- _Directions for this task_
Please pull out every line that includes the string "duty".

===============

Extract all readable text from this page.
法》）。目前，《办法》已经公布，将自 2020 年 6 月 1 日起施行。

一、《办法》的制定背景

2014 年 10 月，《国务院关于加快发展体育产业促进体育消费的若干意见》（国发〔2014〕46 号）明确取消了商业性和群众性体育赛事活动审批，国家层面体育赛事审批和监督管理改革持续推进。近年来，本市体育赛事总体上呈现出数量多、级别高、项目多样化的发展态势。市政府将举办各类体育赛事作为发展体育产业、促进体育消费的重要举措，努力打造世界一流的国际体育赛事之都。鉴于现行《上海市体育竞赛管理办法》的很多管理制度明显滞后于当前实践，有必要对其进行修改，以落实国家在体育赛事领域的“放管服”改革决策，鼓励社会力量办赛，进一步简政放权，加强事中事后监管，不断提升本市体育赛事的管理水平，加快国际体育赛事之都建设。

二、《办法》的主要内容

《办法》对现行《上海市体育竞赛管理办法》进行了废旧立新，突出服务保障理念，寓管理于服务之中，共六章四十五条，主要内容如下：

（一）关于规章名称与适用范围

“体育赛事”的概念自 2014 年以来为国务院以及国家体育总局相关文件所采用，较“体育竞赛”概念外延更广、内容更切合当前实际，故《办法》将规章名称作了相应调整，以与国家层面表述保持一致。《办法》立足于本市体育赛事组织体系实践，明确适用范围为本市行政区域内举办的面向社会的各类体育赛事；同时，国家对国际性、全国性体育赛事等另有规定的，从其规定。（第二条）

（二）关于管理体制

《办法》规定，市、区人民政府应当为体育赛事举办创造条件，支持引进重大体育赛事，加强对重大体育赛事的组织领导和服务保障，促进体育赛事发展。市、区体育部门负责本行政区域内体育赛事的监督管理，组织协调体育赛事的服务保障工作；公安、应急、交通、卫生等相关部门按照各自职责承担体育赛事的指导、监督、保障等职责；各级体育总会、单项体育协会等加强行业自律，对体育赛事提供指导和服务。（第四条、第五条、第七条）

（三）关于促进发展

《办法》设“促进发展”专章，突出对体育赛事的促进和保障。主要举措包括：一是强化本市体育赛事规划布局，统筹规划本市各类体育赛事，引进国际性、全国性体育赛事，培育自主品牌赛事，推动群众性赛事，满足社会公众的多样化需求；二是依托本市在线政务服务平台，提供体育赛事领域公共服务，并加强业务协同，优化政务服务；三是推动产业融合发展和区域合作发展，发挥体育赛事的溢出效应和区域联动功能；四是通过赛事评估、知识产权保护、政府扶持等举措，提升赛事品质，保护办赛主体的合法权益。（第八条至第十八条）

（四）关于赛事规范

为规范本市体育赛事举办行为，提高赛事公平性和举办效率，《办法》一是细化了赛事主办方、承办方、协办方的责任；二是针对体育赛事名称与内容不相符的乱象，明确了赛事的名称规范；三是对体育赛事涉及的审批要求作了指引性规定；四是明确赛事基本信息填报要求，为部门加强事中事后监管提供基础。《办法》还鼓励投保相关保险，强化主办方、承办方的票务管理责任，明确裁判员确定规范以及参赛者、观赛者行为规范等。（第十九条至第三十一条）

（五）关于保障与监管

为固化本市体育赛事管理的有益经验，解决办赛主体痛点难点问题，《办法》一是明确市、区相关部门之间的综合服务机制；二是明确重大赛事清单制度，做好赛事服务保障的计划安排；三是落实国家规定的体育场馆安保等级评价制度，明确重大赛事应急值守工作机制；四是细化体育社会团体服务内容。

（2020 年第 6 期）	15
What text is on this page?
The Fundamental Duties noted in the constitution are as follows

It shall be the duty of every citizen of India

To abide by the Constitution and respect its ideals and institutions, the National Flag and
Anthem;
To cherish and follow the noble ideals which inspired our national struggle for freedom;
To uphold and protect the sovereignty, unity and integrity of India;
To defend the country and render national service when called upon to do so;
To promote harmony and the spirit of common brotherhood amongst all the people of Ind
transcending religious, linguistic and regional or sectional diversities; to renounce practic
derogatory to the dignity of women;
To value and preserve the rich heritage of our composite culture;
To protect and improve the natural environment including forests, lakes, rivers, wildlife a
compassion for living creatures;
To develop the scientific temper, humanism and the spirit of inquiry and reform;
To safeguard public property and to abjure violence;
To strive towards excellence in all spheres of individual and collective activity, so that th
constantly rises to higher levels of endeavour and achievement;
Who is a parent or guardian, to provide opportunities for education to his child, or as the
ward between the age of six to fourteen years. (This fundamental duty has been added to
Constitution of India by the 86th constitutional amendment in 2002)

===============

- _Task response_
It shall be the duty of every citizen of India
ward between the age of six to fourteen years. (This fundamental duty has been added to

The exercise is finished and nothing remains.